Final Fantasy III (Nintendo DS)

Towards the end of the Nintendo Famicom’s lifecycle in 1990, the third installment of Square’s Final Fantasy franchise saw its release in Japan, and would remain there for a little over a decade and a half, and would ultimately become the only main installment of the series not to see international release, although there did come some fan translations for the 8-bit incarnation. There were plans to remake the game for Bandai’s short-lived WonderSwan Colors, although the WSC remake would be vaporware. However, Square-Enix, with a little help from Matrix Software, responsible for titles such as Alundra on the PlayStation, soon afterward remade the game for the Nintendo DS, with this version, Final Fantasy III DS, seeing international release and giving Anglophone players an opportunity to experience the title legally, which is mostly positive in spite of some flaws.

The DS remake features randomly-encountered enemies and a traditional turn-based battle system where the player inputs commands for their party of up to four characters and lets them and the enemy beat each other up in a round. The typical flaws of traditional turn-based combat are present, such as unpredictable and sometimes random turn order, alongside the possibility that enemies can beat the player’s characters to healing and lead to wasted healing spells and items, along with the fact that enemies don’t decide their commands until they reach their own turns, leading to some occasions where the player revives a deceased character, only for foes to kill them again the same turn.

What redeems the third installment is its job system, with new occupations for each character, such as Knight, Monk, White Mage, Black Mage, and so forth, unlocked throughout the game, providing plenty variety. There is a catch, though, since changing a character’s job will come with a temporary penalty to his or her stats for a few battles, although they luckily don’t detract much from the thrill of increasing job levels, in addition to normal experience levels. Dated turn-based mechanics aside, the battle system works well for the most part, although a bigger shortcoming is that death takes the player back to the title screen, with no opportunity to restart a lost battle or revive in the nearest town for a penalty, let alone save before difficult boss fights, which would have provided a less frustrating experience.

#### Problems to work on:
**A.** Do the following statements agree with the Final Fantasy III DS review? Answer yes or no for each, and quote the words from the review that decide it.
(i) The WonderSwan Color remake was released.
(ii) Changing a character's job lowers that character's stats for a while.
(iii) The player can save before difficult boss fights.
**B.** Please write the next part of the Final Fantasy III DS review, picking up after its final sentence.
The records have no connection to the Final Fantasy III DS review.

#### Records provided:

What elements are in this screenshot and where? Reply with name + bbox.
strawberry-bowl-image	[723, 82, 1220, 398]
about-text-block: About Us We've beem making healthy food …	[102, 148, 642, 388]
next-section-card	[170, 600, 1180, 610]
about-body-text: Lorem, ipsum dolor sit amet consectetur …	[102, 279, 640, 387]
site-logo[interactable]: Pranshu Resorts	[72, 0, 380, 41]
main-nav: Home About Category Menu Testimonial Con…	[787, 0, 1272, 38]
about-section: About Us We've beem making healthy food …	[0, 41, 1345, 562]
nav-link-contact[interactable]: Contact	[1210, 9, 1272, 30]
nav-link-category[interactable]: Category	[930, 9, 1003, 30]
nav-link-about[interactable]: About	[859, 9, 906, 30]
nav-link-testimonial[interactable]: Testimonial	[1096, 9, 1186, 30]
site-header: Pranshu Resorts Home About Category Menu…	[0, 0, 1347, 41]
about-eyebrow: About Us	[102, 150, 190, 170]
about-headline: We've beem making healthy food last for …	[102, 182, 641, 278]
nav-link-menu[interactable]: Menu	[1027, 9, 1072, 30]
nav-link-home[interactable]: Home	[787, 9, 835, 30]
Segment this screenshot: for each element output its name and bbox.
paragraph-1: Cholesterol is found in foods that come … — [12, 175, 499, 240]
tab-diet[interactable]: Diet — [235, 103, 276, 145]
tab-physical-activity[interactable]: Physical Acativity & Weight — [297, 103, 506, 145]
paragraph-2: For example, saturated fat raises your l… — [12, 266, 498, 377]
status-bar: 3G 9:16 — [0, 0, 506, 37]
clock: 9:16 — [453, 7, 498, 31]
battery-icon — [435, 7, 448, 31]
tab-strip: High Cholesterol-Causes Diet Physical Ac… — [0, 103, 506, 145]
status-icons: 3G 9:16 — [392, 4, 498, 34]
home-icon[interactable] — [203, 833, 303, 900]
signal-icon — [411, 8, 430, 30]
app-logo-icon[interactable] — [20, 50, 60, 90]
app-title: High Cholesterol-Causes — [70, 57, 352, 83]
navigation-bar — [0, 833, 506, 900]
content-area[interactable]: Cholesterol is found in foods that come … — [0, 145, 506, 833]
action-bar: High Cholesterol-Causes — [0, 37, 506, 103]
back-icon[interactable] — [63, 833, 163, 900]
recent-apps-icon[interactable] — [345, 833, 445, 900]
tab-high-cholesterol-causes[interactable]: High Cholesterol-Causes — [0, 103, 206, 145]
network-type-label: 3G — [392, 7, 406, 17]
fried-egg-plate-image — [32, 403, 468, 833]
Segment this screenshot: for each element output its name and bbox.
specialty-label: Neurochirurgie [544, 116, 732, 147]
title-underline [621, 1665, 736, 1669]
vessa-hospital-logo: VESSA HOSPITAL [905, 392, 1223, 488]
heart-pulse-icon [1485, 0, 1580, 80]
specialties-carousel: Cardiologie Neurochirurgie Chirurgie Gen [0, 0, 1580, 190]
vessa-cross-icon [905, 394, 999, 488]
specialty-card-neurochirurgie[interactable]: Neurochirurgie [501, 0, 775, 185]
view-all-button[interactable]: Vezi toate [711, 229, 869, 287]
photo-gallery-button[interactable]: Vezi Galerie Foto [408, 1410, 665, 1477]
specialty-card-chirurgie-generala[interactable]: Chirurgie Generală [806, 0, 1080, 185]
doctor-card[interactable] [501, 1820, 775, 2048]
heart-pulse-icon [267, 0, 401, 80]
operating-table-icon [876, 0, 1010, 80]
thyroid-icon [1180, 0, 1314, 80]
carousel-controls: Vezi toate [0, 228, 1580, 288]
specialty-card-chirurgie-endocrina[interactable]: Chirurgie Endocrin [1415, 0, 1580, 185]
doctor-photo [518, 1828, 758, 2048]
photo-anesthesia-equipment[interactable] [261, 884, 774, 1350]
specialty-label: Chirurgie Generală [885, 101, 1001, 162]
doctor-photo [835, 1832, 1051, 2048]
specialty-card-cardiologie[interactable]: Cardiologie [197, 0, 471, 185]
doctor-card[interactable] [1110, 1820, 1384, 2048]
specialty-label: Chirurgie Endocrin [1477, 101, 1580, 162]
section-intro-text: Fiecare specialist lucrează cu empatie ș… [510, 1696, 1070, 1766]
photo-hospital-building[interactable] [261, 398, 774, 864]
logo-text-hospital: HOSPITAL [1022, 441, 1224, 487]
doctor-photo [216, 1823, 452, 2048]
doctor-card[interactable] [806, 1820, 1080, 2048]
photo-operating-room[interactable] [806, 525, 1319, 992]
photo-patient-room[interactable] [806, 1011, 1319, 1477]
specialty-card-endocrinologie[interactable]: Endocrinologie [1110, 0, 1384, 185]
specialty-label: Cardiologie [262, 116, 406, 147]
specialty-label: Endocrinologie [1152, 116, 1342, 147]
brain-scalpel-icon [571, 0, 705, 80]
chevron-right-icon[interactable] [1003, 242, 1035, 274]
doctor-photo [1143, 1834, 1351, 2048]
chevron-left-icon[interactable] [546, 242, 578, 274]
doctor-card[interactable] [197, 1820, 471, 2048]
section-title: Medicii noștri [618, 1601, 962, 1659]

#### Activity answers:
**A.**
(i) No: "although the WSC remake would be vaporware."
(ii) Yes: "changing a character’s job will come with a temporary penalty to his or her stats for a few battles"
(iii) No: "with no opportunity to restart a lost battle or revive in the nearest town for a penalty, let alone save before difficult boss fights"

**B.**
The stingy save system, with players only able to save on the overworld, is the main flaw with the DS remake’s control scheme, alongside the fact that the developers essentially wasted the potential for use of the system’s top screen, for instance, with automaps for dungeon, a convenience inexcusably absent from the third entry. The menus, aside from the ability to see playing time only on the save screen, are otherwise decent, with no trouble shopping, either, although interaction could have been much better.

The story, though, is slightly worse than the game’s interface, and while it was deeper than average for an 8-bit plotline, it hasn’t aged well, given the rehash of the “Four Warrior of Lights” narrative present in the very first Final Fantasy, although the four playable characters have names and faces, not to mention a little backstory, so the plot does certainly have some redeeming aspects.

Perhaps the strongest aspect of Final Fantasy III is its soundtrack, which today stands as one of composer Nobuo Uematsu’s greatest accomplishments, what with diverse solid dungeon tracks, a peaceful overworld theme, and a decent track for normal battles, although that can become slightly repetitive, given the need to grind at times.

The visuals are another strong suit, even if to a lesser extent, with decent character models, noseless, no less, that appropriately reflect the title’s lighthearted nature more than in, say, Final Fantasy Tactics, although the three-dimensional environments appear blurry and pixelated when seen close-up, and the player’s characters and the enemy in battle appear to attack telekinetically.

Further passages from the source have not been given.